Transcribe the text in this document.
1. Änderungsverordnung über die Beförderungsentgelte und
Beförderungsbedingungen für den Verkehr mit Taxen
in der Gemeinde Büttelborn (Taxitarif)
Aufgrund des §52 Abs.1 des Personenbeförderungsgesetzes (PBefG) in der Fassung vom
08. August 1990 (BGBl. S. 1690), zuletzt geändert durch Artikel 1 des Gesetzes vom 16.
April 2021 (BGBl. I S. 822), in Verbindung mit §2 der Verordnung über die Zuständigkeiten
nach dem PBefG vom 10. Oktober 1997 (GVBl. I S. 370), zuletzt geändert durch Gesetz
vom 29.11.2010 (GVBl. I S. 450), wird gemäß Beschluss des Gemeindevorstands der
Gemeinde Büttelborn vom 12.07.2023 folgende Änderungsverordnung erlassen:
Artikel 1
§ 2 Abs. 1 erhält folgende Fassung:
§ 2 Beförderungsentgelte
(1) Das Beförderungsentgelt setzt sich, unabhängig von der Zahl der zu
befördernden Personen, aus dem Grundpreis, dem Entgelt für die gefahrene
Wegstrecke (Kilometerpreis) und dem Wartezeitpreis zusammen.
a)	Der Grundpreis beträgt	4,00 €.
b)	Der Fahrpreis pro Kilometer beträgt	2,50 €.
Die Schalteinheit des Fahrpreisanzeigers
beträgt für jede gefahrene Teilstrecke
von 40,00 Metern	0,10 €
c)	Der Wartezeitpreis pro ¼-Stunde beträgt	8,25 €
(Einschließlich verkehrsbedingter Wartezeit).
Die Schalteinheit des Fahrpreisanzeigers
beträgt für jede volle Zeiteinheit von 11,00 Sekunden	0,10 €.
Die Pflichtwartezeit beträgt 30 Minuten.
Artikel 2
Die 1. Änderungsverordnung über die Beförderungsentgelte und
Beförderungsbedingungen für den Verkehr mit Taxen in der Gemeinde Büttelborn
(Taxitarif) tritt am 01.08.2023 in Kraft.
---
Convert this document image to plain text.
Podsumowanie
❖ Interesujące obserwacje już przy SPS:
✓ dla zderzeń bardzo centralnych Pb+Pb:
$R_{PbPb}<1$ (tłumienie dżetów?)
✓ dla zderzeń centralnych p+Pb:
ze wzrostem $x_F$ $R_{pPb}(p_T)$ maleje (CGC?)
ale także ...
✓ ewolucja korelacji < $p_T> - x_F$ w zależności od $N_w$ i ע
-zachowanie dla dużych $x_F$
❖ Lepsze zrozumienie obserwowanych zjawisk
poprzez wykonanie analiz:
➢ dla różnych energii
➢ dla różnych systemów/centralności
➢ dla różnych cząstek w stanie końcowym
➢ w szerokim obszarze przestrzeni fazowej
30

_Stated task_.
Identify the lines in the entries above that contain "beträgt", then copy them out.

_Output for this exercise_.
a)	Der Grundpreis beträgt	4,00 €.
b)	Der Fahrpreis pro Kilometer beträgt	2,50 €.
beträgt für jede gefahrene Teilstrecke
c)	Der Wartezeitpreis pro ¼-Stunde beträgt	8,25 €
beträgt für jede volle Zeiteinheit von 11,00 Sekunden	0,10 €.
Die Pflichtwartezeit beträgt 30 Minuten.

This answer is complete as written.